Copy the lines exactly as they appear, starting at the first line and running through the line that contains "Point [342,708,364,723]".

Records excerpted from a collection
↓↓↓
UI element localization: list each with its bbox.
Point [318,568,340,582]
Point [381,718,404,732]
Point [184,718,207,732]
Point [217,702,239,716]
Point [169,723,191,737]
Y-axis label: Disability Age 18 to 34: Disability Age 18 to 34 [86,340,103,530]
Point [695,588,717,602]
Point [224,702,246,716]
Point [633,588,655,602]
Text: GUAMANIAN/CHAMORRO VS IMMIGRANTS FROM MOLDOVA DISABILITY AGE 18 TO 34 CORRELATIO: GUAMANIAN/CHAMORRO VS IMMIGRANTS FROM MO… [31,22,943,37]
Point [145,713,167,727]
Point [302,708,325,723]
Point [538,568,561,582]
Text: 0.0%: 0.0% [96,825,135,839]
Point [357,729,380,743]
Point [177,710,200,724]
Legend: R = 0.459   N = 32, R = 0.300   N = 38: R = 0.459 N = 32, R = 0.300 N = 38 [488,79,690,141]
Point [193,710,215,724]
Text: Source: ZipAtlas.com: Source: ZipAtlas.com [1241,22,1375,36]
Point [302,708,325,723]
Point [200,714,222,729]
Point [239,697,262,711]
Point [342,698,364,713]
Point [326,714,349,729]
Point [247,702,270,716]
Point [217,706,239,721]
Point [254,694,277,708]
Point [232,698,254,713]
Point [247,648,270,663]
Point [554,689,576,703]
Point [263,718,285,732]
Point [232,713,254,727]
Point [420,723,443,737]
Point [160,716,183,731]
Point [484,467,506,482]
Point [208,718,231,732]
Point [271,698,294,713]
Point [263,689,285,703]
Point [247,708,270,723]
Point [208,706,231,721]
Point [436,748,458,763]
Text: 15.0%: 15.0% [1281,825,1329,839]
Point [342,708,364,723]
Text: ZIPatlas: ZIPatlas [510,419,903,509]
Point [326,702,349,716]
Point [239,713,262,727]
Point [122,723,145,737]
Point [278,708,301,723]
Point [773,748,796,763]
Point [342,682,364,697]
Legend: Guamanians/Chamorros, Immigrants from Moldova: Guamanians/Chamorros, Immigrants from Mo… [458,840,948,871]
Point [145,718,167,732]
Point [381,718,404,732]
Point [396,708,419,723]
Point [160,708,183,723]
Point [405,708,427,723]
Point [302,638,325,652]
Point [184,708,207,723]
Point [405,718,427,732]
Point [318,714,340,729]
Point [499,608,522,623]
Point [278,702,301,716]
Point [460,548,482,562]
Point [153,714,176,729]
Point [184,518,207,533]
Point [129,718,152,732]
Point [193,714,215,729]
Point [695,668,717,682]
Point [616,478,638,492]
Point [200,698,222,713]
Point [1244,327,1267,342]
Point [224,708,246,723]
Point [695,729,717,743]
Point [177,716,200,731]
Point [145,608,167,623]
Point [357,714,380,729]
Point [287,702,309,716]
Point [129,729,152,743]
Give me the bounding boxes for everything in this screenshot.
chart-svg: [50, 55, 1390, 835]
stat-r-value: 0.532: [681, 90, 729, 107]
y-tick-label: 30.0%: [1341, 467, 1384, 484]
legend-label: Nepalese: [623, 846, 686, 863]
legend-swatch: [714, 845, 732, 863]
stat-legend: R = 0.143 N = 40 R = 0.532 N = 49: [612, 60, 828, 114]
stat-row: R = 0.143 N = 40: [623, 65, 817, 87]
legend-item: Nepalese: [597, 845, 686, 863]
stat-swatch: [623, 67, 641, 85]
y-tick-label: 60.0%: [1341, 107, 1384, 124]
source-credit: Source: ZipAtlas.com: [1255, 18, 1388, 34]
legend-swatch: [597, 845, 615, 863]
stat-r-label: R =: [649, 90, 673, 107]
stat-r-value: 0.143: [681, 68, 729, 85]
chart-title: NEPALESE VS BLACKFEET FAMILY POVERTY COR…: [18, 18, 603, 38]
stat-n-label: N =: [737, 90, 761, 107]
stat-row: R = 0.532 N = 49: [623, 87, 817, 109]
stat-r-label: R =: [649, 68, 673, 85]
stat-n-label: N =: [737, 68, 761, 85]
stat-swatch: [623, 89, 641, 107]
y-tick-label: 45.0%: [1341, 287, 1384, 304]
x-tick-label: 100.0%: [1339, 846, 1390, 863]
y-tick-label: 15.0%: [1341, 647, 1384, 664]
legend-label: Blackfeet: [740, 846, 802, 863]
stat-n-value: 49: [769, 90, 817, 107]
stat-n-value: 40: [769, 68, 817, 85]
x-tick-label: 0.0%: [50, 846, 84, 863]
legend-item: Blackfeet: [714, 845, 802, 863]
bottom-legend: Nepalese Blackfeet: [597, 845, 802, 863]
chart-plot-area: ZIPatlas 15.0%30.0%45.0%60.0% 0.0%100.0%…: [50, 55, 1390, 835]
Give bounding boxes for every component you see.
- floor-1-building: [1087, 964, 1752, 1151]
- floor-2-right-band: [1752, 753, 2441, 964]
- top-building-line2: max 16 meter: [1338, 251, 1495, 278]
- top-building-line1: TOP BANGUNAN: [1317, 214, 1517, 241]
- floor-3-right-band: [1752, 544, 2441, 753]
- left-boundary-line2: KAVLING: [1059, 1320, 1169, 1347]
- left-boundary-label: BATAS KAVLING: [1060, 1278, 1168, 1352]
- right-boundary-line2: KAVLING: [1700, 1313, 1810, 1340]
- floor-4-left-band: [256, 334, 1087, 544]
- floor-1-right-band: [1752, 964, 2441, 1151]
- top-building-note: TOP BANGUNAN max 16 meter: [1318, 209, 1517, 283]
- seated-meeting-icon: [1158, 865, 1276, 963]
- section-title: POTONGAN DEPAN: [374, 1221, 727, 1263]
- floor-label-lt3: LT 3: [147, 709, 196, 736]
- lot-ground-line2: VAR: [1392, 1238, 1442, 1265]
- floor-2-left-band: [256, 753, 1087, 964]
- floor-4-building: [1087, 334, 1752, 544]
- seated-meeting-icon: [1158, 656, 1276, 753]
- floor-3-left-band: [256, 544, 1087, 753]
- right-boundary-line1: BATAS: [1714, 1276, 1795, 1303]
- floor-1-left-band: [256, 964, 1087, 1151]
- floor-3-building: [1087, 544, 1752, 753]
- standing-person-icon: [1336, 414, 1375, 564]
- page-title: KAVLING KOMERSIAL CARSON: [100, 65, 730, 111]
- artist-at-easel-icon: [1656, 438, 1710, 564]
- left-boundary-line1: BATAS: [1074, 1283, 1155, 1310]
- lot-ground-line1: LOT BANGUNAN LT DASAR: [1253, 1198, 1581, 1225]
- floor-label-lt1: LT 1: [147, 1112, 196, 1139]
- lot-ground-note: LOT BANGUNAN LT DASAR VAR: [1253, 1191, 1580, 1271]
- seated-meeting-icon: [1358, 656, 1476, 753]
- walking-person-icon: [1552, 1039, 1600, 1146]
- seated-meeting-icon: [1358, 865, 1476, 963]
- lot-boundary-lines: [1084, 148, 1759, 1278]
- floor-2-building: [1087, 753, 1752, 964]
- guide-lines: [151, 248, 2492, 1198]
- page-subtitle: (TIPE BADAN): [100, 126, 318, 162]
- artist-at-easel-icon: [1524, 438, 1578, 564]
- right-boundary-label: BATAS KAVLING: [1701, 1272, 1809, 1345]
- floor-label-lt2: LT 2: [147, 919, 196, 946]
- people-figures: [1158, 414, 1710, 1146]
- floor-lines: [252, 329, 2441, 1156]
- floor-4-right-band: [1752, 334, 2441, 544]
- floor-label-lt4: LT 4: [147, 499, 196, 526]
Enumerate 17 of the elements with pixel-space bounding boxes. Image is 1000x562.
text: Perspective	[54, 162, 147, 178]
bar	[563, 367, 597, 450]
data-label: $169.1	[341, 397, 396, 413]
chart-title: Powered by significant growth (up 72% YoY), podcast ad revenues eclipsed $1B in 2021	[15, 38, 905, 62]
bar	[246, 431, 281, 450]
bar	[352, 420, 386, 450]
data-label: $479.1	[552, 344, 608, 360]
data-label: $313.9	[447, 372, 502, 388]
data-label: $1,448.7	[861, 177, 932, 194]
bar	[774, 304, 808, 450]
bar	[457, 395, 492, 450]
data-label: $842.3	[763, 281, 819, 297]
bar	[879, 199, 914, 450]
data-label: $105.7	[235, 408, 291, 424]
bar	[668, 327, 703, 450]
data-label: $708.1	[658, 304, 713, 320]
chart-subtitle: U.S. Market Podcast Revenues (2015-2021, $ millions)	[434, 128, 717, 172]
↑↑↑
§ **The output**
UI element localization: list each with its bbox.
Point [318,568,340,582]
Point [381,718,404,732]
Point [184,718,207,732]
Point [217,702,239,716]
Point [169,723,191,737]
Y-axis label: Disability Age 18 to 34: Disability Age 18 to 34 [86,340,103,530]
Point [695,588,717,602]
Point [224,702,246,716]
Point [633,588,655,602]
Text: GUAMANIAN/CHAMORRO VS IMMIGRANTS FROM MOLDOVA DISABILITY AGE 18 TO 34 CORRELATIO: GUAMANIAN/CHAMORRO VS IMMIGRANTS FROM MO… [31,22,943,37]
Point [145,713,167,727]
Point [302,708,325,723]
Point [538,568,561,582]
Text: 0.0%: 0.0% [96,825,135,839]
Point [357,729,380,743]
Point [177,710,200,724]
Legend: R = 0.459   N = 32, R = 0.300   N = 38: R = 0.459 N = 32, R = 0.300 N = 38 [488,79,690,141]
Point [193,710,215,724]
Text: Source: ZipAtlas.com: Source: ZipAtlas.com [1241,22,1375,36]
Point [302,708,325,723]
Point [200,714,222,729]
Point [239,697,262,711]
Point [342,698,364,713]
Point [326,714,349,729]
Point [247,702,270,716]
Point [217,706,239,721]
Point [254,694,277,708]
Point [232,698,254,713]
Point [247,648,270,663]
Point [554,689,576,703]
Point [263,718,285,732]
Point [232,713,254,727]
Point [420,723,443,737]
Point [160,716,183,731]
Point [484,467,506,482]
Point [208,718,231,732]
Point [271,698,294,713]
Point [263,689,285,703]
Point [247,708,270,723]
Point [208,706,231,721]
Point [436,748,458,763]
Text: 15.0%: 15.0% [1281,825,1329,839]
Point [342,708,364,723]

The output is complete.